Stated task: Reproduce the listing below verbatim.

Data extract:
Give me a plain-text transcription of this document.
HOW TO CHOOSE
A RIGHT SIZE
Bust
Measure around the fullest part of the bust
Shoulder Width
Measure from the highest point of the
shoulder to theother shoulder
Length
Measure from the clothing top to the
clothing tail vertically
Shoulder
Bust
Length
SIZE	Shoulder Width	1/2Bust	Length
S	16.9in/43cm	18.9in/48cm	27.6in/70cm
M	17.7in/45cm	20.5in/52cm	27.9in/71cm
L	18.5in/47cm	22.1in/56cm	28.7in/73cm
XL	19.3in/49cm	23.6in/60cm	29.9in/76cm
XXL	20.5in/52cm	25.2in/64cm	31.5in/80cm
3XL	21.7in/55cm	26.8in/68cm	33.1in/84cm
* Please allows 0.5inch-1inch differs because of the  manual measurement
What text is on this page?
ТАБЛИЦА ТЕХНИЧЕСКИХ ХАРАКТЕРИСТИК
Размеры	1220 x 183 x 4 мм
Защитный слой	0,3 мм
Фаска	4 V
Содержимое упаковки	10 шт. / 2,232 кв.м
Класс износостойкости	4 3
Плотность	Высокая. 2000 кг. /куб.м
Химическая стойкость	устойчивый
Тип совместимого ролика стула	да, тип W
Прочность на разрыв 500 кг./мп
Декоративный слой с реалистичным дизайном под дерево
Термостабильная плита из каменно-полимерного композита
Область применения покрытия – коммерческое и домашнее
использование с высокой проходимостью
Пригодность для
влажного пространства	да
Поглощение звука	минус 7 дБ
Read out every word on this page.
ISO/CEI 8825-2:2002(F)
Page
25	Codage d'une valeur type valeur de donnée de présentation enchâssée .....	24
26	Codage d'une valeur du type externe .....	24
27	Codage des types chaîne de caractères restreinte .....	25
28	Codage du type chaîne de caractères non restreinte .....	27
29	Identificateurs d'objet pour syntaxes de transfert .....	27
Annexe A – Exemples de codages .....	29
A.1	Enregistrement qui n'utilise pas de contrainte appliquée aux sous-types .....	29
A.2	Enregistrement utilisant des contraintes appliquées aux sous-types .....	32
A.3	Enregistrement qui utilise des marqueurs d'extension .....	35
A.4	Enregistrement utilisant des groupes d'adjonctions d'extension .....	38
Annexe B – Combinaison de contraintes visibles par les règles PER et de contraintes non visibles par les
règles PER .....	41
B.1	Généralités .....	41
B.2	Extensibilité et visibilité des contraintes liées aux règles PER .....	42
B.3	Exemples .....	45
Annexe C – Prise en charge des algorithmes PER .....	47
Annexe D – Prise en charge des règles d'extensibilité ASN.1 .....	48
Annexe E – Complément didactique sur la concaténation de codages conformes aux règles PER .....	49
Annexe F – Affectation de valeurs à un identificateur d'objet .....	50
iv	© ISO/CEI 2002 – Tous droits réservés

Solution:
Give me a plain-text transcription of this document.
HOW TO CHOOSE
A RIGHT SIZE
Bust
Measure around the fullest part of the bust
Shoulder Width
Measure from the highest point of the
shoulder to theother shoulder
Length
Measure from the clothing top to the
clothing tail vertically
Shoulder
Bust
Length
SIZE	Shoulder Width	1/2Bust	Length
S	16.9in/43cm	18.9in/48cm	27.6in/70cm
M	17.7in/45cm	20.5in/52cm	27.9in/71cm
L	18.5in/47cm	22.1in/56cm	28.7in/73cm
XL	19.3in/49cm	23.6in/60cm	29.9in/76cm
XXL	20.5in/52cm	25.2in/64cm	31.5in/80cm
3XL	21.7in/55cm	26.8in/68cm	33.1in/84cm
* Please allows 0.5inch-1inch differs because of the  manual measurement
What text is on this page?
ТАБЛИЦА ТЕХНИЧЕСКИХ ХАРАКТЕРИСТИК
Размеры	1220 x 183 x 4 мм
Защитный слой	0,3 мм
Фаска	4 V
Содержимое упаковки	10 шт. / 2,232 кв.м
Класс износостойкости	4 3
Плотность	Высокая. 2000 кг. /куб.м
Химическая стойкость	устойчивый
Тип совместимого ролика стула	да, тип W
Прочность на разрыв 500 кг./мп
Декоративный слой с реалистичным дизайном под дерево
Термостабильная плита из каменно-полимерного композита
Область применения покрытия – коммерческое и домашнее
использование с высокой проходимостью
Пригодность для
влажного пространства	да
Поглощение звука	минус 7 дБ
Read out every word on this page.
ISO/CEI 8825-2:2002(F)
Page
25	Codage d'une valeur type valeur de donnée de présentation enchâssée .....	24
26	Codage d'une valeur du type externe .....	24
27	Codage des types chaîne de caractères restreinte .....	25
28	Codage du type chaîne de caractères non restreinte .....	27
29	Identificateurs d'objet pour syntaxes de transfert .....	27
Annexe A – Exemples de codages .....	29
A.1	Enregistrement qui n'utilise pas de contrainte appliquée aux sous-types .....	29
A.2	Enregistrement utilisant des contraintes appliquées aux sous-types .....	32
A.3	Enregistrement qui utilise des marqueurs d'extension .....	35
A.4	Enregistrement utilisant des groupes d'adjonctions d'extension .....	38
Annexe B – Combinaison de contraintes visibles par les règles PER et de contraintes non visibles par les
règles PER .....	41
B.1	Généralités .....	41
B.2	Extensibilité et visibilité des contraintes liées aux règles PER .....	42
B.3	Exemples .....	45
Annexe C – Prise en charge des algorithmes PER .....	47
Annexe D – Prise en charge des règles d'extensibilité ASN.1 .....	48
Annexe E – Complément didactique sur la concaténation de codages conformes aux règles PER .....	49
Annexe F – Affectation de valeurs à un identificateur d'objet .....	50
iv	© ISO/CEI 2002 – Tous droits réservés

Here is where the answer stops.